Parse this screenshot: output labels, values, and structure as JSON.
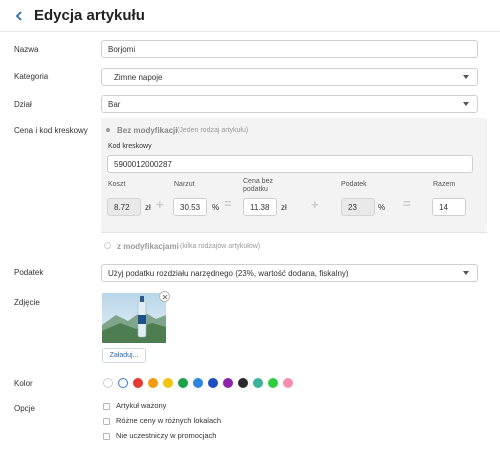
{
  "header": {
    "title": "Edycja artykułu"
  },
  "form": {
    "name": {
      "label": "Nazwa",
      "value": "Borjomi"
    },
    "category": {
      "label": "Kategoria",
      "value": "Zimne napoje"
    },
    "department": {
      "label": "Dział",
      "value": "Bar"
    },
    "price_barcode": {
      "label": "Cena i kod kreskowy",
      "no_mod_label": "Bez modyfikacji",
      "no_mod_hint": "(Jeden rodzaj artykułu)",
      "barcode_label": "Kod kreskowy",
      "barcode_value": "5900012000287",
      "cost_label": "Koszt",
      "cost_value": "8.72",
      "currency_unit": "zł",
      "markup_label": "Narzut",
      "markup_value": "30.53",
      "percent_unit": "%",
      "net_price_label_1": "Cena bez",
      "net_price_label_2": "podatku",
      "net_price_value": "11.38",
      "tax_label": "Podatek",
      "tax_value": "23",
      "total_label": "Razem",
      "total_value": "14",
      "plus1": "+",
      "equals1": "=",
      "plus2": "+",
      "equals2": "=",
      "with_mod_label": "z modyfikacjami",
      "with_mod_hint": "(kilka rodzajów artykułów)"
    },
    "tax": {
      "label": "Podatek",
      "value": "Użyj podatku rozdziału narzędnego (23%, wartość dodana, fiskalny)"
    },
    "photo": {
      "label": "Zdjęcie",
      "upload_label": "Załaduj..."
    },
    "color": {
      "label": "Kolor",
      "swatches": [
        "#ffffff",
        "#ffffff",
        "#e53935",
        "#f39c12",
        "#f1c40f",
        "#1aa34a",
        "#2e86de",
        "#1e4fc2",
        "#8e24aa",
        "#2b2b2b",
        "#3bb39a",
        "#2ecc40",
        "#f48fb1"
      ]
    },
    "options": {
      "label": "Opcje",
      "items": [
        "Artykuł ważony",
        "Różne ceny w różnych lokalach",
        "Nie uczestniczy w promocjach"
      ]
    }
  }
}
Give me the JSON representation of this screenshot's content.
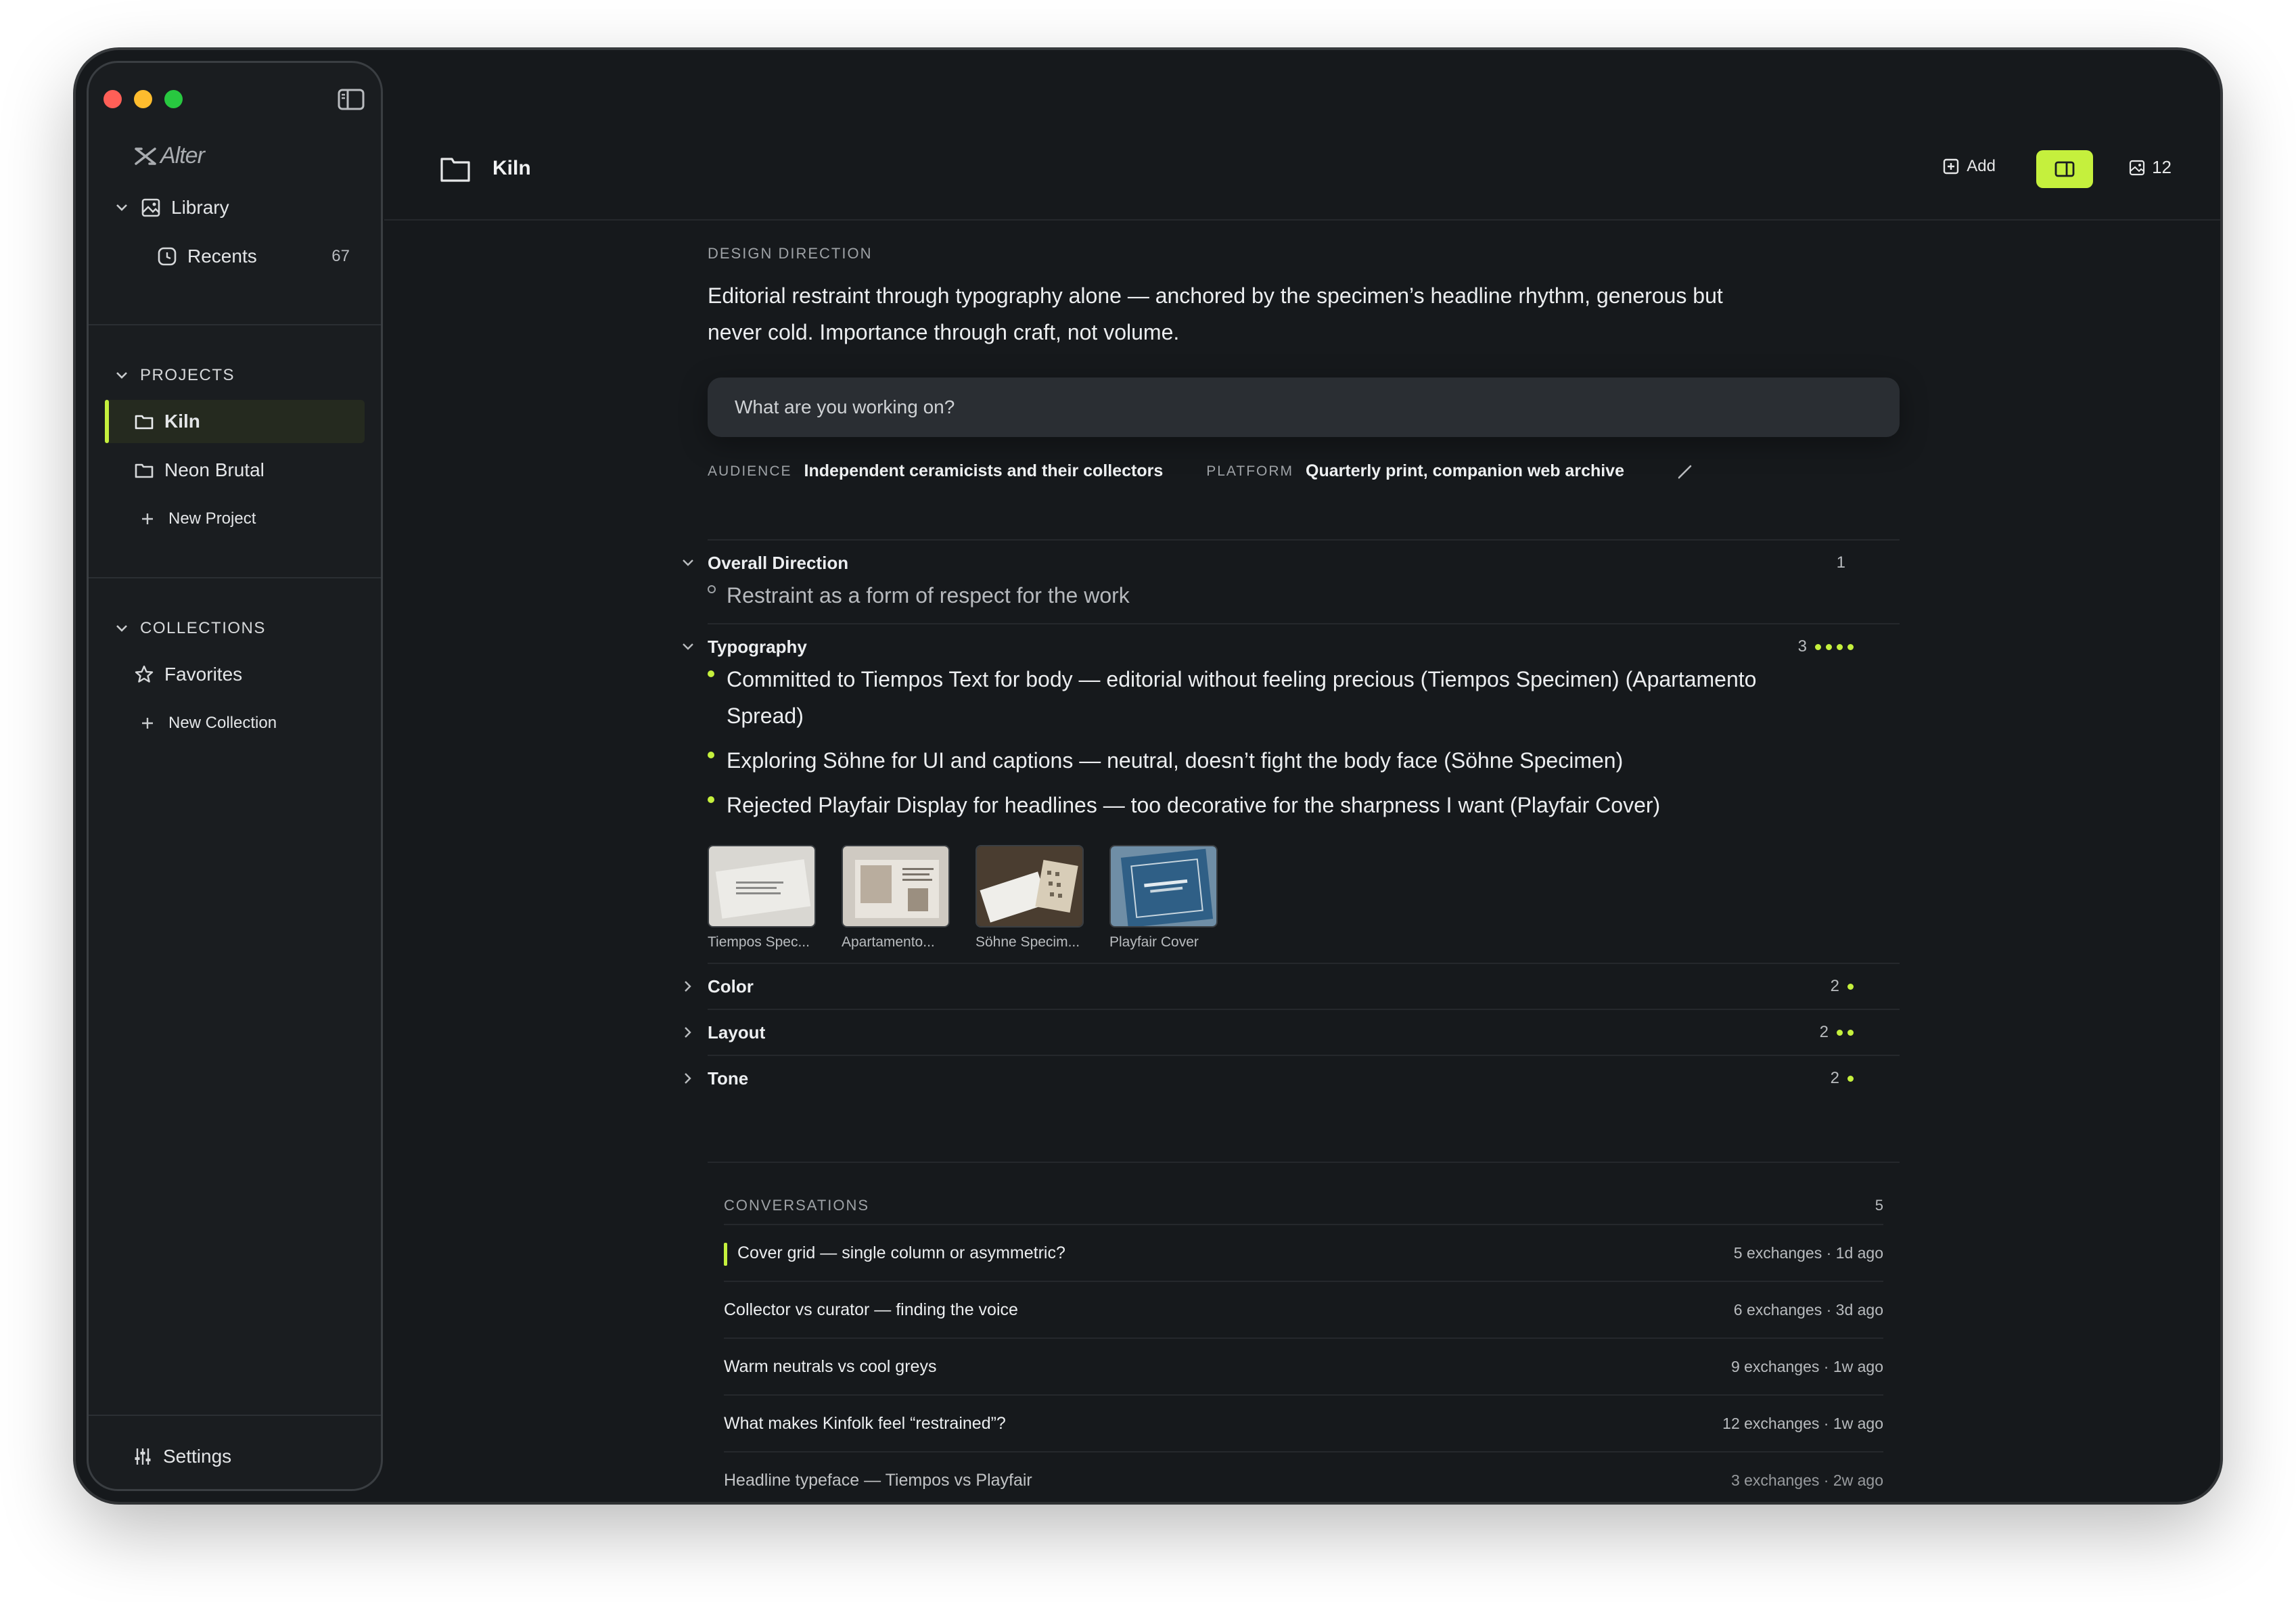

● ● ●

:: EXERCISE TASK ::
Give the entries again word for word, but skip the pictures.

:: WRITTEN RESPONSE ::
Parse this screenshot: output labels, values, and structure as JSON.
{
  "header": {
    "title": "Edycja artykułu"
  },
  "form": {
    "name": {
      "label": "Nazwa",
      "value": "Borjomi"
    },
    "category": {
      "label": "Kategoria",
      "value": "Zimne napoje"
    },
    "department": {
      "label": "Dział",
      "value": "Bar"
    },
    "price_barcode": {
      "label": "Cena i kod kreskowy",
      "no_mod_label": "Bez modyfikacji",
      "no_mod_hint": "(Jeden rodzaj artykułu)",
      "barcode_label": "Kod kreskowy",
      "barcode_value": "5900012000287",
      "cost_label": "Koszt",
      "cost_value": "8.72",
      "currency_unit": "zł",
      "markup_label": "Narzut",
      "markup_value": "30.53",
      "percent_unit": "%",
      "net_price_label_1": "Cena bez",
      "net_price_label_2": "podatku",
      "net_price_value": "11.38",
      "tax_label": "Podatek",
      "tax_value": "23",
      "total_label": "Razem",
      "total_value": "14",
      "plus1": "+",
      "equals1": "=",
      "plus2": "+",
      "equals2": "=",
      "with_mod_label": "z modyfikacjami",
      "with_mod_hint": "(kilka rodzajów artykułów)"
    },
    "tax": {
      "label": "Podatek",
      "value": "Użyj podatku rozdziału narzędnego (23%, wartość dodana, fiskalny)"
    },
    "photo": {
      "label": "Zdjęcie",
      "upload_label": "Załaduj..."
    },
    "color": {
      "label": "Kolor",
      "swatches": [
        "#ffffff",
        "#ffffff",
        "#e53935",
        "#f39c12",
        "#f1c40f",
        "#1aa34a",
        "#2e86de",
        "#1e4fc2",
        "#8e24aa",
        "#2b2b2b",
        "#3bb39a",
        "#2ecc40",
        "#f48fb1"
      ]
    },
    "options": {
      "label": "Opcje",
      "items": [
        "Artykuł ważony",
        "Różne ceny w różnych lokalach",
        "Nie uczestniczy w promocjach"
      ]
    }
  }
}
Give me the JSON representation of this screenshot's content.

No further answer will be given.